* begin *
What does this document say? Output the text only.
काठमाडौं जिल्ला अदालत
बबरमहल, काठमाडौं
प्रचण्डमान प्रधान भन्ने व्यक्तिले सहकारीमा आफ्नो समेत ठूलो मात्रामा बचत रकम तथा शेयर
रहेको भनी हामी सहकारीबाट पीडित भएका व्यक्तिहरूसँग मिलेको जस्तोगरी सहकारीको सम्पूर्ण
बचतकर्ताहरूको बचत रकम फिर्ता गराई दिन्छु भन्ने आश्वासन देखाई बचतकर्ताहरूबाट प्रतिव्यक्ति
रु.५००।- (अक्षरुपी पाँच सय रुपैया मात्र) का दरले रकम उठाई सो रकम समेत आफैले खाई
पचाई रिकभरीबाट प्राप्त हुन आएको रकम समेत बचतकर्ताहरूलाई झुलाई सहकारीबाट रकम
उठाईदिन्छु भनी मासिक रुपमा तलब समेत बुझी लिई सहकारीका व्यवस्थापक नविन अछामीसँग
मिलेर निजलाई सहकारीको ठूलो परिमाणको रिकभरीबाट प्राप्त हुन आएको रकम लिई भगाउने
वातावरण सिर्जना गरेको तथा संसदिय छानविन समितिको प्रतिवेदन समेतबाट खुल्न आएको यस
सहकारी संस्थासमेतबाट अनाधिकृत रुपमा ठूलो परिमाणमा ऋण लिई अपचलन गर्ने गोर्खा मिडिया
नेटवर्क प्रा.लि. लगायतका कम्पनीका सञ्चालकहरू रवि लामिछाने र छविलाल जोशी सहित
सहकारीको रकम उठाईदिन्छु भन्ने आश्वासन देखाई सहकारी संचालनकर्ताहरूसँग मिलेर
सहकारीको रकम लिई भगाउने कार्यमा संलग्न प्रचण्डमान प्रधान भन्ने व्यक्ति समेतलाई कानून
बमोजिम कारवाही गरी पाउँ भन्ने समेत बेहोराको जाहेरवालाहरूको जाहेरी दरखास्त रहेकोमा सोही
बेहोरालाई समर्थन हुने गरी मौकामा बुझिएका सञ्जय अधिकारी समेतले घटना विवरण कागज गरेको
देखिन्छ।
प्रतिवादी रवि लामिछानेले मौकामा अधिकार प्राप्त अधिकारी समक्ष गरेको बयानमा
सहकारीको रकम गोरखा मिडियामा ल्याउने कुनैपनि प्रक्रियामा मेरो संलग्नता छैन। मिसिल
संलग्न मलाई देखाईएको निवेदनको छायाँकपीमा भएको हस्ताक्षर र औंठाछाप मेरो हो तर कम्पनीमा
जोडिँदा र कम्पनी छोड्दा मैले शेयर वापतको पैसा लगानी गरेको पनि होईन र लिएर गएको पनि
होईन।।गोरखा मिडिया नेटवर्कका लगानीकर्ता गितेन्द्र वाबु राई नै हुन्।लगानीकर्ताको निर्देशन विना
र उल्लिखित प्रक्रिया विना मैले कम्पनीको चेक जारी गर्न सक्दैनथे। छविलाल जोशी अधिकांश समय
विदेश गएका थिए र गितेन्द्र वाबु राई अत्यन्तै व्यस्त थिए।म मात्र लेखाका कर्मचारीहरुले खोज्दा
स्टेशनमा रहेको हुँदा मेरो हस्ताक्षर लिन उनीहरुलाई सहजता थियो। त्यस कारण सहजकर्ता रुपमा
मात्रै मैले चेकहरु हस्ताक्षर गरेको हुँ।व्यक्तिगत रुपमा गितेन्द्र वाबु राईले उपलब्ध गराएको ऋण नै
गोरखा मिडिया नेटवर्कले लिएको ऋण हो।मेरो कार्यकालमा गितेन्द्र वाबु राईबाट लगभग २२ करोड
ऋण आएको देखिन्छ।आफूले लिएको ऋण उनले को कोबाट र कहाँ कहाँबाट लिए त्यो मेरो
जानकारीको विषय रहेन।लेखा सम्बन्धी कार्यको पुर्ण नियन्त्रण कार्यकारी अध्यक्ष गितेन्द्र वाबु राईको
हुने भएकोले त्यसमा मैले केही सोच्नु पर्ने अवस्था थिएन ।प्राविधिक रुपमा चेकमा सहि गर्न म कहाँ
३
* end *
**PROBLEM DETAILS**
Compute the number of lines above that contain the string "बचतकर". Reply with that value only.

**TASK RESPONSE**
2